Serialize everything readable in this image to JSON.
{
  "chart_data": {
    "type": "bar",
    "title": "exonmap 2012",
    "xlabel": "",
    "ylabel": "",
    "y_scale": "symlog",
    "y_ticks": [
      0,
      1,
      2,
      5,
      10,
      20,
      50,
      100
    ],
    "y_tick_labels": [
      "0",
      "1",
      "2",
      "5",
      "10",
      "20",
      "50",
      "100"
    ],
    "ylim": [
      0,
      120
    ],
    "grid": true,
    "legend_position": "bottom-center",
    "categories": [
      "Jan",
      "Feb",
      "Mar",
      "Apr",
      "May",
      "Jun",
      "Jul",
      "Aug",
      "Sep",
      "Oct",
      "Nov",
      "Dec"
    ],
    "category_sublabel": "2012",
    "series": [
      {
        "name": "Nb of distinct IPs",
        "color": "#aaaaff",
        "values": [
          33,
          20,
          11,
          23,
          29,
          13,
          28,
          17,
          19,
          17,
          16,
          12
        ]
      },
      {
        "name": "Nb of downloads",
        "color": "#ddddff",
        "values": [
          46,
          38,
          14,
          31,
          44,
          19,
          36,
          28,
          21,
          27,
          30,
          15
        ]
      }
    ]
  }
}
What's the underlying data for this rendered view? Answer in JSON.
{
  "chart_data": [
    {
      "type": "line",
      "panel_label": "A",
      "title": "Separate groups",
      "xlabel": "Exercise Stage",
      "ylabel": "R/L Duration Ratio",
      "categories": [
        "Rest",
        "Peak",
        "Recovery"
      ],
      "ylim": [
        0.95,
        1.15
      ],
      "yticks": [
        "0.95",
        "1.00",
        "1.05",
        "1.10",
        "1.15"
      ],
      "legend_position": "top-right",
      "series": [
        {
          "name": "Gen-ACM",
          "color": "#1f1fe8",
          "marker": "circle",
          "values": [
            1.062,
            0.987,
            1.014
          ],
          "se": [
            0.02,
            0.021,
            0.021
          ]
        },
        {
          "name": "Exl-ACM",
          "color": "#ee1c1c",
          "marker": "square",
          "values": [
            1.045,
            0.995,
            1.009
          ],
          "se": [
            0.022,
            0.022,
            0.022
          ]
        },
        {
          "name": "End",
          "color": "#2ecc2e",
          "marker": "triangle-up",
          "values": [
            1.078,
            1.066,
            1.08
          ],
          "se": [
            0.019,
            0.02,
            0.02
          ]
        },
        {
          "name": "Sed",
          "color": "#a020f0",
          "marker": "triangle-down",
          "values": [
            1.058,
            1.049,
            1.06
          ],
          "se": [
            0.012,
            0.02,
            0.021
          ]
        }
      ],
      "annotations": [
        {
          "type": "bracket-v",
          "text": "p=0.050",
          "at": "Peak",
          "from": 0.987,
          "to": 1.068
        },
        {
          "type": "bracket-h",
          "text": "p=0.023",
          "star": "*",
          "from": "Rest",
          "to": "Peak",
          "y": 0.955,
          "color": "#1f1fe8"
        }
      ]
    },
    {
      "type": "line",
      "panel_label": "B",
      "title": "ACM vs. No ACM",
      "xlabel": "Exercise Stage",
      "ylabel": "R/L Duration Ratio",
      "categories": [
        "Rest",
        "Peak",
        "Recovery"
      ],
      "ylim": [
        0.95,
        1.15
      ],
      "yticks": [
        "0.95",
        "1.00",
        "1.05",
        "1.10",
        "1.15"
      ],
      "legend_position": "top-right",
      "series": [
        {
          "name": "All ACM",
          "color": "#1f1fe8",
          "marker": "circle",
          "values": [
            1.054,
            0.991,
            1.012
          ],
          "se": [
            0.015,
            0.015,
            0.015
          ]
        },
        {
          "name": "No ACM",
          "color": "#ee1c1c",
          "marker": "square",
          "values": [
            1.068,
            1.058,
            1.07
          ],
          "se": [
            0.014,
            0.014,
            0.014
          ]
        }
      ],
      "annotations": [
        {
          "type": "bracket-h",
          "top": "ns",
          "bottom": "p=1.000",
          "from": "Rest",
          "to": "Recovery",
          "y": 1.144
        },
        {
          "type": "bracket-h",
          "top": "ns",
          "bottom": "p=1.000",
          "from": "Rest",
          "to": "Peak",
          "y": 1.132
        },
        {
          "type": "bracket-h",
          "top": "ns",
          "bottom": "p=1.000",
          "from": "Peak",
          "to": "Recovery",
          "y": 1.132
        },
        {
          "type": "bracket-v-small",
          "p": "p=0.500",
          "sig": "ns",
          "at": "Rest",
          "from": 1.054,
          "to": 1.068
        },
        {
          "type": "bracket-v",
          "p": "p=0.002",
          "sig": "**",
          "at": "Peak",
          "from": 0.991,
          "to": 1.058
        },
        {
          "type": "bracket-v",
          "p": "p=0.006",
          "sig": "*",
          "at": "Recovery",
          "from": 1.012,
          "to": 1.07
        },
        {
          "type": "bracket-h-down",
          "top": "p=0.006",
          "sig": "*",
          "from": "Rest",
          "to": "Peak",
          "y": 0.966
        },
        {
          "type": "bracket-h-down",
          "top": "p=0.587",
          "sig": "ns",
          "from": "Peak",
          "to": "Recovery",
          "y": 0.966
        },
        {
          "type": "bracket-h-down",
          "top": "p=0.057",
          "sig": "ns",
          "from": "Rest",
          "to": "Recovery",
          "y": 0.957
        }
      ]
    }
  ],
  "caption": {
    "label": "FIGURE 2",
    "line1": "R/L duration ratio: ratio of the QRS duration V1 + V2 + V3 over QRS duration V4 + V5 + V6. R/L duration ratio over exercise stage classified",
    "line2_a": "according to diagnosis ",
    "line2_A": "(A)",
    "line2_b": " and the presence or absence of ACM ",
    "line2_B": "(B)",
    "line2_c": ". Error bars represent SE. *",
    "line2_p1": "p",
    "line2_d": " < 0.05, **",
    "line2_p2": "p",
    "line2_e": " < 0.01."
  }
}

Exercise objective
Print every record above exactly as written.

Exercise answer
Serialize everything readable in this image to JSON.
{
  "chart_data": {
    "type": "bar",
    "title": "exonmap 2012",
    "xlabel": "",
    "ylabel": "",
    "y_scale": "symlog",
    "y_ticks": [
      0,
      1,
      2,
      5,
      10,
      20,
      50,
      100
    ],
    "y_tick_labels": [
      "0",
      "1",
      "2",
      "5",
      "10",
      "20",
      "50",
      "100"
    ],
    "ylim": [
      0,
      120
    ],
    "grid": true,
    "legend_position": "bottom-center",
    "categories": [
      "Jan",
      "Feb",
      "Mar",
      "Apr",
      "May",
      "Jun",
      "Jul",
      "Aug",
      "Sep",
      "Oct",
      "Nov",
      "Dec"
    ],
    "category_sublabel": "2012",
    "series": [
      {
        "name": "Nb of distinct IPs",
        "color": "#aaaaff",
        "values": [
          33,
          20,
          11,
          23,
          29,
          13,
          28,
          17,
          19,
          17,
          16,
          12
        ]
      },
      {
        "name": "Nb of downloads",
        "color": "#ddddff",
        "values": [
          46,
          38,
          14,
          31,
          44,
          19,
          36,
          28,
          21,
          27,
          30,
          15
        ]
      }
    ]
  }
}
What's the underlying data for this rendered view? Answer in JSON.
{
  "chart_data": [
    {
      "type": "line",
      "panel_label": "A",
      "title": "Separate groups",
      "xlabel": "Exercise Stage",
      "ylabel": "R/L Duration Ratio",
      "categories": [
        "Rest",
        "Peak",
        "Recovery"
      ],
      "ylim": [
        0.95,
        1.15
      ],
      "yticks": [
        "0.95",
        "1.00",
        "1.05",
        "1.10",
        "1.15"
      ],
      "legend_position": "top-right",
      "series": [
        {
          "name": "Gen-ACM",
          "color": "#1f1fe8",
          "marker": "circle",
          "values": [
            1.062,
            0.987,
            1.014
          ],
          "se": [
            0.02,
            0.021,
            0.021
          ]
        },
        {
          "name": "Exl-ACM",
          "color": "#ee1c1c",
          "marker": "square",
          "values": [
            1.045,
            0.995,
            1.009
          ],
          "se": [
            0.022,
            0.022,
            0.022
          ]
        },
        {
          "name": "End",
          "color": "#2ecc2e",
          "marker": "triangle-up",
          "values": [
            1.078,
            1.066,
            1.08
          ],
          "se": [
            0.019,
            0.02,
            0.02
          ]
        },
        {
          "name": "Sed",
          "color": "#a020f0",
          "marker": "triangle-down",
          "values": [
            1.058,
            1.049,
            1.06
          ],
          "se": [
            0.012,
            0.02,
            0.021
          ]
        }
      ],
      "annotations": [
        {
          "type": "bracket-v",
          "text": "p=0.050",
          "at": "Peak",
          "from": 0.987,
          "to": 1.068
        },
        {
          "type": "bracket-h",
          "text": "p=0.023",
          "star": "*",
          "from": "Rest",
          "to": "Peak",
          "y": 0.955,
          "color": "#1f1fe8"
        }
      ]
    },
    {
      "type": "line",
      "panel_label": "B",
      "title": "ACM vs. No ACM",
      "xlabel": "Exercise Stage",
      "ylabel": "R/L Duration Ratio",
      "categories": [
        "Rest",
        "Peak",
        "Recovery"
      ],
      "ylim": [
        0.95,
        1.15
      ],
      "yticks": [
        "0.95",
        "1.00",
        "1.05",
        "1.10",
        "1.15"
      ],
      "legend_position": "top-right",
      "series": [
        {
          "name": "All ACM",
          "color": "#1f1fe8",
          "marker": "circle",
          "values": [
            1.054,
            0.991,
            1.012
          ],
          "se": [
            0.015,
            0.015,
            0.015
          ]
        },
        {
          "name": "No ACM",
          "color": "#ee1c1c",
          "marker": "square",
          "values": [
            1.068,
            1.058,
            1.07
          ],
          "se": [
            0.014,
            0.014,
            0.014
          ]
        }
      ],
      "annotations": [
        {
          "type": "bracket-h",
          "top": "ns",
          "bottom": "p=1.000",
          "from": "Rest",
          "to": "Recovery",
          "y": 1.144
        },
        {
          "type": "bracket-h",
          "top": "ns",
          "bottom": "p=1.000",
          "from": "Rest",
          "to": "Peak",
          "y": 1.132
        },
        {
          "type": "bracket-h",
          "top": "ns",
          "bottom": "p=1.000",
          "from": "Peak",
          "to": "Recovery",
          "y": 1.132
        },
        {
          "type": "bracket-v-small",
          "p": "p=0.500",
          "sig": "ns",
          "at": "Rest",
          "from": 1.054,
          "to": 1.068
        },
        {
          "type": "bracket-v",
          "p": "p=0.002",
          "sig": "**",
          "at": "Peak",
          "from": 0.991,
          "to": 1.058
        },
        {
          "type": "bracket-v",
          "p": "p=0.006",
          "sig": "*",
          "at": "Recovery",
          "from": 1.012,
          "to": 1.07
        },
        {
          "type": "bracket-h-down",
          "top": "p=0.006",
          "sig": "*",
          "from": "Rest",
          "to": "Peak",
          "y": 0.966
        },
        {
          "type": "bracket-h-down",
          "top": "p=0.587",
          "sig": "ns",
          "from": "Peak",
          "to": "Recovery",
          "y": 0.966
        },
        {
          "type": "bracket-h-down",
          "top": "p=0.057",
          "sig": "ns",
          "from": "Rest",
          "to": "Recovery",
          "y": 0.957
        }
      ]
    }
  ],
  "caption": {
    "label": "FIGURE 2",
    "line1": "R/L duration ratio: ratio of the QRS duration V1 + V2 + V3 over QRS duration V4 + V5 + V6. R/L duration ratio over exercise stage classified",
    "line2_a": "according to diagnosis ",
    "line2_A": "(A)",
    "line2_b": " and the presence or absence of ACM ",
    "line2_B": "(B)",
    "line2_c": ". Error bars represent SE. *",
    "line2_p1": "p",
    "line2_d": " < 0.05, **",
    "line2_p2": "p",
    "line2_e": " < 0.01."
  }
}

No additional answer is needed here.